O niekiedy niebezpiecznej pracy informatyka
Wbrew tytułowi, wpis nie będzie o tym jak poparzyłem się ostatnio prądem, albo jak wbiłem sobie śrubokręt w rękę bądź pociąłem się blachą w obudowie. (Nie, żadna z tych wymyślonych sytuacji nie zdarzyła mi się ;).
Chciałbym opowiedzieć o pewnej sytuacji, która zdarzyła mi się w ostatnim czasie. Zaczęła się od niewinnego telefonu od nieznajomej z prośbą o naprawę laptopa, a skończyła na powrocie do domu z podwyższonym ciśnieniem i dużą dawką adrenaliny…
Ale zacznę od początku.
Dwa tygodnie temu, podczas gdy wracałem ze szkoły do domu, dostałem telefon od nieznajomej mi kobiety z prośbą o pomoc przy naprawie laptopa. Aby jak najlepiej zdać relacje, postanowiłem zamieścić moją rozmowę w postaci dialogu.
Ja: Z tej strony Grzegorz Wróbel, słucham. Nieznajoma: Witam, jestem Monika. Dzwonię do Pana z prośbą o naprawę mojego laptopa. Mam problem z uruchomieniem go, niby świecą się diody, ale jest czarny ekran. Ja: Witam, rozumiem. Czy mógłbym spytać skąd Pani dostała mój numer ? Czy ktoś go Pani dał ? Nieznajoma: Nie, nie. Ja znalazłam w Internecie Pański numer.
Po jej informacji o tym że znalazła mój numer w Internecie, zapaliła mi się czerwona lampka. Przecież nie udostępniam mojego numeru telefonu w Internecie, co najwyżej na Facebooku, ale dostępny jest on tylko osobom znajdującym się na liście moich znajomych. Trochę zdziwiony tą sytuacją, jakoś nie bardzo byłem skory do pomocy, ponieważ coś mi mówiło że coś tu jest nie tak.

== Adnotacje elementów układu strony ==

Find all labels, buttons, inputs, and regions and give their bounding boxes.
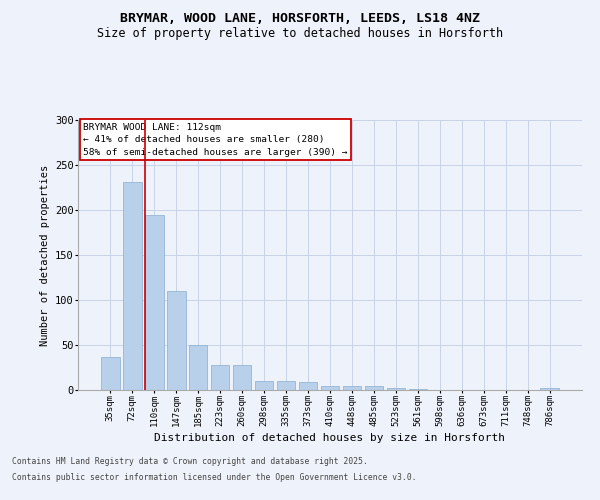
- Text: Size of property relative to detached houses in Horsforth: Size of property relative to detached ho…: [97, 28, 503, 40]
- Bar: [299, 382, 317, 390]
- Bar: [255, 381, 274, 390]
- X-axis label: Distribution of detached houses by size in Horsforth: Distribution of detached houses by size …: [155, 434, 505, 444]
- Bar: [211, 365, 229, 390]
- Bar: [189, 345, 208, 390]
- Text: Contains public sector information licensed under the Open Government Licence v3: Contains public sector information licen…: [12, 472, 416, 482]
- Bar: [145, 214, 164, 390]
- Bar: [541, 388, 559, 390]
- Bar: [123, 182, 142, 390]
- Bar: [386, 388, 405, 390]
- Text: BRYMAR WOOD LANE: 112sqm
← 41% of detached houses are smaller (280)
58% of semi-: BRYMAR WOOD LANE: 112sqm ← 41% of detach…: [83, 122, 347, 156]
- Text: Contains HM Land Registry data © Crown copyright and database right 2025.: Contains HM Land Registry data © Crown c…: [12, 458, 368, 466]
- Y-axis label: Number of detached properties: Number of detached properties: [40, 164, 50, 346]
- Bar: [365, 386, 383, 390]
- Bar: [409, 389, 427, 390]
- Bar: [320, 386, 340, 390]
- Bar: [343, 386, 361, 390]
- Text: BRYMAR, WOOD LANE, HORSFORTH, LEEDS, LS18 4NZ: BRYMAR, WOOD LANE, HORSFORTH, LEEDS, LS1…: [120, 12, 480, 26]
- Bar: [277, 381, 295, 390]
- Bar: [233, 365, 251, 390]
- Bar: [167, 291, 185, 390]
- Bar: [101, 356, 119, 390]
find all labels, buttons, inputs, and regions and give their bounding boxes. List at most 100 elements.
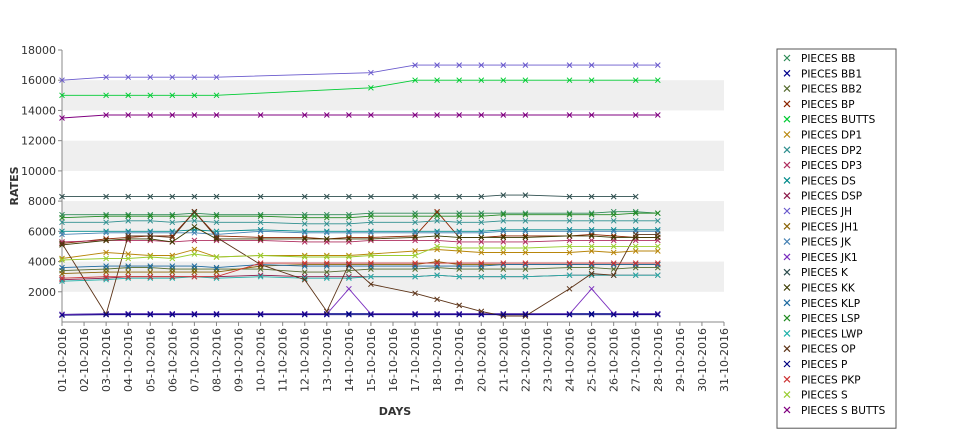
data-point <box>59 275 65 282</box>
data-point <box>478 249 485 256</box>
axes: 2000 4000 6000 8000 10000 12000 14000 16000 1800… <box>21 44 731 392</box>
data-point <box>301 214 308 221</box>
legend-item: PIECES KLP <box>783 298 860 310</box>
data-point <box>346 260 352 266</box>
data-point <box>191 246 198 253</box>
x-tick-label: 18-10-2016 <box>431 328 444 392</box>
data-point <box>610 211 617 218</box>
data-point <box>456 213 463 220</box>
data-point <box>257 252 264 259</box>
y-tick-label: 14000 <box>21 104 56 117</box>
data-point <box>434 217 440 224</box>
legend-label: PIECES JH <box>801 206 852 218</box>
legend-label: PIECES JK1 <box>801 252 858 264</box>
data-point <box>169 193 176 200</box>
data-point <box>456 311 463 318</box>
data-point <box>147 269 154 275</box>
data-point <box>323 311 330 318</box>
data-point <box>125 92 132 99</box>
data-point <box>434 243 440 250</box>
legend-label: PIECES DS <box>801 175 856 187</box>
legend-item: PIECES LSP <box>783 313 860 325</box>
data-point <box>654 311 661 318</box>
data-point <box>323 229 330 236</box>
data-point <box>478 239 485 245</box>
data-point <box>191 193 198 200</box>
data-point <box>368 236 374 242</box>
data-point <box>456 260 463 266</box>
x-tick-label: 22-10-2016 <box>519 328 532 392</box>
x-tick-label: 05-10-2016 <box>144 328 157 392</box>
data-point <box>125 263 132 269</box>
data-point <box>478 273 485 280</box>
series-lines <box>59 62 661 319</box>
data-point <box>59 264 65 271</box>
data-point <box>346 275 352 282</box>
data-point <box>169 213 176 220</box>
data-point <box>147 263 154 269</box>
data-point <box>566 62 573 68</box>
data-point <box>213 269 220 275</box>
data-point <box>103 273 109 280</box>
legend-marker <box>783 161 791 169</box>
x-tick-label: 17-10-2016 <box>409 328 422 392</box>
data-point <box>301 254 308 260</box>
y-tick-label: 12000 <box>21 135 56 148</box>
legend-marker <box>783 284 791 291</box>
data-point <box>191 263 198 269</box>
data-point <box>323 236 330 242</box>
data-point <box>59 214 65 221</box>
data-point <box>257 193 264 200</box>
data-point <box>632 311 639 318</box>
data-point <box>588 62 595 68</box>
legend-label: PIECES OP <box>801 344 856 356</box>
data-point <box>566 311 573 318</box>
data-point <box>654 112 661 118</box>
x-tick-label: 11-10-2016 <box>277 328 290 392</box>
data-point <box>456 219 463 226</box>
data-point <box>654 217 661 224</box>
legend-item: PIECES DSP <box>783 191 862 203</box>
data-point <box>412 112 418 118</box>
data-point <box>478 260 485 266</box>
data-point <box>103 249 109 256</box>
data-point <box>588 285 595 292</box>
data-point <box>103 112 109 118</box>
data-point <box>103 255 109 262</box>
data-point <box>522 239 529 245</box>
data-point <box>59 193 65 200</box>
data-point <box>478 62 485 68</box>
data-point <box>456 229 463 236</box>
data-point <box>566 272 573 279</box>
legend-item: PIECES BB <box>783 53 855 65</box>
data-point <box>125 273 132 280</box>
data-point <box>169 273 176 280</box>
data-point <box>169 239 176 245</box>
legend-label: PIECES LSP <box>801 313 860 325</box>
data-point <box>59 115 65 121</box>
x-tick-label: 26-10-2016 <box>608 328 621 392</box>
series-pieces-jk <box>59 228 661 238</box>
data-point <box>59 257 65 263</box>
x-tick-label: 04-10-2016 <box>122 328 135 392</box>
data-point <box>522 217 529 224</box>
data-point <box>59 312 65 319</box>
data-point <box>147 74 154 81</box>
data-point <box>522 234 529 241</box>
data-point <box>169 112 176 118</box>
data-point <box>213 219 220 226</box>
legend-label: PIECES LWP <box>801 328 863 340</box>
legend-label: PIECES DSP <box>801 191 862 203</box>
data-point <box>103 237 109 244</box>
data-point <box>346 311 352 318</box>
data-point <box>434 311 440 318</box>
data-point <box>456 273 463 280</box>
data-point <box>412 234 418 241</box>
data-point <box>191 208 198 215</box>
data-point <box>213 193 220 200</box>
data-point <box>59 240 65 247</box>
legend-item: PIECES JK <box>783 237 852 249</box>
data-point <box>346 285 352 292</box>
data-point <box>610 266 617 272</box>
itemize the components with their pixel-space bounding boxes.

== ZADANIA PISEMNE ==
A. Wypisz z tekstu o pracy informatyka wszystkie wymyślone sytuacje, które autor wymienia na początku i o których wpis nie będzie.
B. Jakim imieniem przedstawiła się dzwoniąca kobieta w tekście o pracy informatyka?
C. Podaj dalszy ciąg tekstu o pracy informatyka, zaczynając od miejsca, w którym się kończy.

== ODPOWIEDZI ==
A. poparzenie się prądem; wbicie sobie śrubokręta w rękę; pocięcie się blachą w obudowie

B. Monika.

C.
Ja: Rozumiem, nie bardzo wiem jak Pani mogła znaleźć mój numer telefonu. Jeśli jest Pani zainteresowana to bardzo bym prosił o przekazanie mi laptopa na dzień, góra dwa. Postaram się go naprawić w domu. Nieznajoma: Kurde, ale nie za bardzo jestem w stanie go Panu przekazać, ponieważ chciałabym być przy naprawie. Rozumie Pan, boję się o swoje dane. Ja: Rozumiem, w takim razie z racji że jest już późna pora, to proszę mi wysłać adres sms-em, a jutro postaram się u Pani być w godzinach popołudniowych. Nieznajoma: Ale ja potrzebuję dzisiaj ten komputer naprawić, ponieważ jest mi bardzo potrzebny. Zapłacę Panu podwójną stawkę za naprawę jeśli tylko Pan do mnie przyjedzie jeszcze dziś.
Hmm… i tu właśnie trochę się przekupiłem. Z racji tego że pieniądze są mi aktualnie potrzebne i chwytam się czego da, ażeby móc coś zarobić, zdecydowałem się poświęcić na naprawę komputera.
Ja: Hmm… a gdzie Pani mieszka ? Nieznajoma: Na Krowodrzy Górce. Dokładny adres prześlę Panu sms-em. Ja: Oj… Proszę Panią niestety w takim przypadku nie jestem w stanie do Pani dzisiaj dotrzeć. Mieszka Pani na drugim końcu miasta, a z racji późnej pory nie będę wyruszał tak daleko. Nieznajoma: Ale proszę Pana, naprawdę bardzo mi zależy żeby dzisiaj laptop został naprawiony, zapłacę Panu potrójną stawkę, proszę mnie zrozumieć… naprawdę go potrzebuję.
Niestety, przeważyła we mnie litość i współczucie…
Ja: No dobrze, w takim razie proszę mi wysłać sms-em Pani adres, a ja postaram się tam dotrzeć w ciągu najbliższych dwóch godzin. Nieznajoma: Dziękuje Panu bardzo, zaraz wyślę Panu adres.
Pewnie wszyscy pomyślą że jestem cholernym materialistą, ale nie. Zdecydowałem że nie wezmę potrójnej stawki, którą kobieta mi proponowała, tylko wezmę trochę drożej niż ogólnie. Zazwyczaj za taką sprawę biorę od 30 do 40 zł.
Jak powiedziałem tak zrobiłem. Czyli pojechałem do tej kobiety. Miałem o tyle szczęście, że akurat w tym czasie byłem umówiony o kupno procesora od sprzedającego na tablica.pl. Sprzedający był bardzo życzliwy i podwiózł mnie pod podany adres.
Będąc na miejscu, znalazłem blok i odpowiednią klatkę. Dzwoniąc domofonem pod podany adres, nikt nie odbierał. Postanowiłem przejść się i zapukać osobiście.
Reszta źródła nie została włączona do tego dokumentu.